STORED DATA
_ _ _ _

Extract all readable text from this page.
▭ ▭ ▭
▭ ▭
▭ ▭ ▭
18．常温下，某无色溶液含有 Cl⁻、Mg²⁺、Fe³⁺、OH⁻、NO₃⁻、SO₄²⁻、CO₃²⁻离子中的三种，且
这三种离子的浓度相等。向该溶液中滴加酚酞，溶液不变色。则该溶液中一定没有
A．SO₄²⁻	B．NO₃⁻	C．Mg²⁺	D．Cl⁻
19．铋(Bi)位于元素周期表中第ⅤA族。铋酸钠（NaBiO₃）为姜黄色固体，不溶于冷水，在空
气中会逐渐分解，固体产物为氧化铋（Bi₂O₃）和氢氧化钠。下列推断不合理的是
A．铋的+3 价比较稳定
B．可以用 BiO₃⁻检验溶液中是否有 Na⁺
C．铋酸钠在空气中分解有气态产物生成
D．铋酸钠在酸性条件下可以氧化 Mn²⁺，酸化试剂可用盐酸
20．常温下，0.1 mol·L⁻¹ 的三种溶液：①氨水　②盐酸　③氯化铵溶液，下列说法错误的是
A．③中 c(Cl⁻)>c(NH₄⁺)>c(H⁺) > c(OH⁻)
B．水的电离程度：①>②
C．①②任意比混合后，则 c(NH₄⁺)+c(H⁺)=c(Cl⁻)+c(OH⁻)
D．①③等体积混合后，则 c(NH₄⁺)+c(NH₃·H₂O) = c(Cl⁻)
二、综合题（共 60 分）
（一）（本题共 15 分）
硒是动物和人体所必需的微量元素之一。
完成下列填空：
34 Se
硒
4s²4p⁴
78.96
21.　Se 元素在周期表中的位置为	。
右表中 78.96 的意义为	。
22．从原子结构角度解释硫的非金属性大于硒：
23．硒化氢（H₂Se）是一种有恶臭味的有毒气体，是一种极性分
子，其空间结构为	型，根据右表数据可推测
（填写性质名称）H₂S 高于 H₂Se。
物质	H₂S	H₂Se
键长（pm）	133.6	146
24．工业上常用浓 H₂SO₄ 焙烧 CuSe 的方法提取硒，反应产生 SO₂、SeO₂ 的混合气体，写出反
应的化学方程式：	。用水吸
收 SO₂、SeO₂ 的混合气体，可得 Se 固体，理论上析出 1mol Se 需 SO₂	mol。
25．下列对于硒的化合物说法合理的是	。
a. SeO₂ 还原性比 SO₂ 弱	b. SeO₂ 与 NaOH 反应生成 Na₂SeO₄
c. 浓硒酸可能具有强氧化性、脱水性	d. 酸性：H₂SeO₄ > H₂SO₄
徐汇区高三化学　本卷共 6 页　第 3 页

_ _ _ _

SHORT EXERCISE
Repeat the material above exactly.

PROBLEM SOLUTION
Extract all readable text from this page.
▭ ▭ ▭
▭ ▭
▭ ▭ ▭
18．常温下，某无色溶液含有 Cl⁻、Mg²⁺、Fe³⁺、OH⁻、NO₃⁻、SO₄²⁻、CO₃²⁻离子中的三种，且
这三种离子的浓度相等。向该溶液中滴加酚酞，溶液不变色。则该溶液中一定没有
A．SO₄²⁻	B．NO₃⁻	C．Mg²⁺	D．Cl⁻
19．铋(Bi)位于元素周期表中第ⅤA族。铋酸钠（NaBiO₃）为姜黄色固体，不溶于冷水，在空
气中会逐渐分解，固体产物为氧化铋（Bi₂O₃）和氢氧化钠。下列推断不合理的是
A．铋的+3 价比较稳定
B．可以用 BiO₃⁻检验溶液中是否有 Na⁺
C．铋酸钠在空气中分解有气态产物生成
D．铋酸钠在酸性条件下可以氧化 Mn²⁺，酸化试剂可用盐酸
20．常温下，0.1 mol·L⁻¹ 的三种溶液：①氨水　②盐酸　③氯化铵溶液，下列说法错误的是
A．③中 c(Cl⁻)>c(NH₄⁺)>c(H⁺) > c(OH⁻)
B．水的电离程度：①>②
C．①②任意比混合后，则 c(NH₄⁺)+c(H⁺)=c(Cl⁻)+c(OH⁻)
D．①③等体积混合后，则 c(NH₄⁺)+c(NH₃·H₂O) = c(Cl⁻)
二、综合题（共 60 分）
（一）（本题共 15 分）
硒是动物和人体所必需的微量元素之一。
完成下列填空：
34 Se
硒
4s²4p⁴
78.96
21.　Se 元素在周期表中的位置为	。
右表中 78.96 的意义为	。
22．从原子结构角度解释硫的非金属性大于硒：
23．硒化氢（H₂Se）是一种有恶臭味的有毒气体，是一种极性分
子，其空间结构为	型，根据右表数据可推测
（填写性质名称）H₂S 高于 H₂Se。
物质	H₂S	H₂Se
键长（pm）	133.6	146
24．工业上常用浓 H₂SO₄ 焙烧 CuSe 的方法提取硒，反应产生 SO₂、SeO₂ 的混合气体，写出反
应的化学方程式：	。用水吸
收 SO₂、SeO₂ 的混合气体，可得 Se 固体，理论上析出 1mol Se 需 SO₂	mol。
25．下列对于硒的化合物说法合理的是	。
a. SeO₂ 还原性比 SO₂ 弱	b. SeO₂ 与 NaOH 反应生成 Na₂SeO₄
c. 浓硒酸可能具有强氧化性、脱水性	d. 酸性：H₂SeO₄ > H₂SO₄
徐汇区高三化学　本卷共 6 页　第 3 页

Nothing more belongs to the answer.